*Task objective*. In your copy, reproduce the entries exactly as they are, minus the images.

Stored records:
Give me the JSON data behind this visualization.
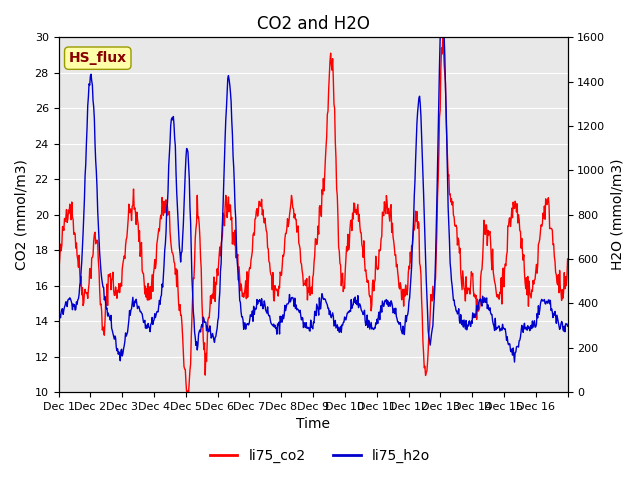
{
  "title": "CO2 and H2O",
  "xlabel": "Time",
  "ylabel_left": "CO2 (mmol/m3)",
  "ylabel_right": "H2O (mmol/m3)",
  "co2_color": "#FF0000",
  "h2o_color": "#0000CC",
  "co2_label": "li75_co2",
  "h2o_label": "li75_h2o",
  "ylim_left": [
    10,
    30
  ],
  "ylim_right": [
    0,
    1600
  ],
  "plot_bg_color": "#E8E8E8",
  "hs_flux_label": "HS_flux",
  "hs_flux_box_color": "#FFFFAA",
  "hs_flux_text_color": "#880000",
  "x_tick_positions": [
    0,
    1,
    2,
    3,
    4,
    5,
    6,
    7,
    8,
    9,
    10,
    11,
    12,
    13,
    14,
    15,
    16
  ],
  "x_tick_labels": [
    "Dec 1",
    "Dec 2",
    "Dec 3",
    "Dec 4",
    "Dec 5",
    "Dec 6",
    "Dec 7",
    "Dec 8",
    "Dec 9",
    "Dec 10",
    "Dec 11",
    "Dec 12",
    "Dec 13",
    "Dec 14",
    "Dec 15",
    "Dec 16",
    ""
  ],
  "n_days": 16,
  "points_per_day": 48,
  "title_fontsize": 12,
  "label_fontsize": 10,
  "tick_fontsize": 8,
  "legend_fontsize": 10,
  "line_width": 1.0
}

*Result for this task*.
Give me the JSON data behind this visualization.
{
  "title": "CO2 and H2O",
  "xlabel": "Time",
  "ylabel_left": "CO2 (mmol/m3)",
  "ylabel_right": "H2O (mmol/m3)",
  "co2_color": "#FF0000",
  "h2o_color": "#0000CC",
  "co2_label": "li75_co2",
  "h2o_label": "li75_h2o",
  "ylim_left": [
    10,
    30
  ],
  "ylim_right": [
    0,
    1600
  ],
  "plot_bg_color": "#E8E8E8",
  "hs_flux_label": "HS_flux",
  "hs_flux_box_color": "#FFFFAA",
  "hs_flux_text_color": "#880000",
  "x_tick_positions": [
    0,
    1,
    2,
    3,
    4,
    5,
    6,
    7,
    8,
    9,
    10,
    11,
    12,
    13,
    14,
    15,
    16
  ],
  "x_tick_labels": [
    "Dec 1",
    "Dec 2",
    "Dec 3",
    "Dec 4",
    "Dec 5",
    "Dec 6",
    "Dec 7",
    "Dec 8",
    "Dec 9",
    "Dec 10",
    "Dec 11",
    "Dec 12",
    "Dec 13",
    "Dec 14",
    "Dec 15",
    "Dec 16",
    ""
  ],
  "n_days": 16,
  "points_per_day": 48,
  "title_fontsize": 12,
  "label_fontsize": 10,
  "tick_fontsize": 8,
  "legend_fontsize": 10,
  "line_width": 1.0
}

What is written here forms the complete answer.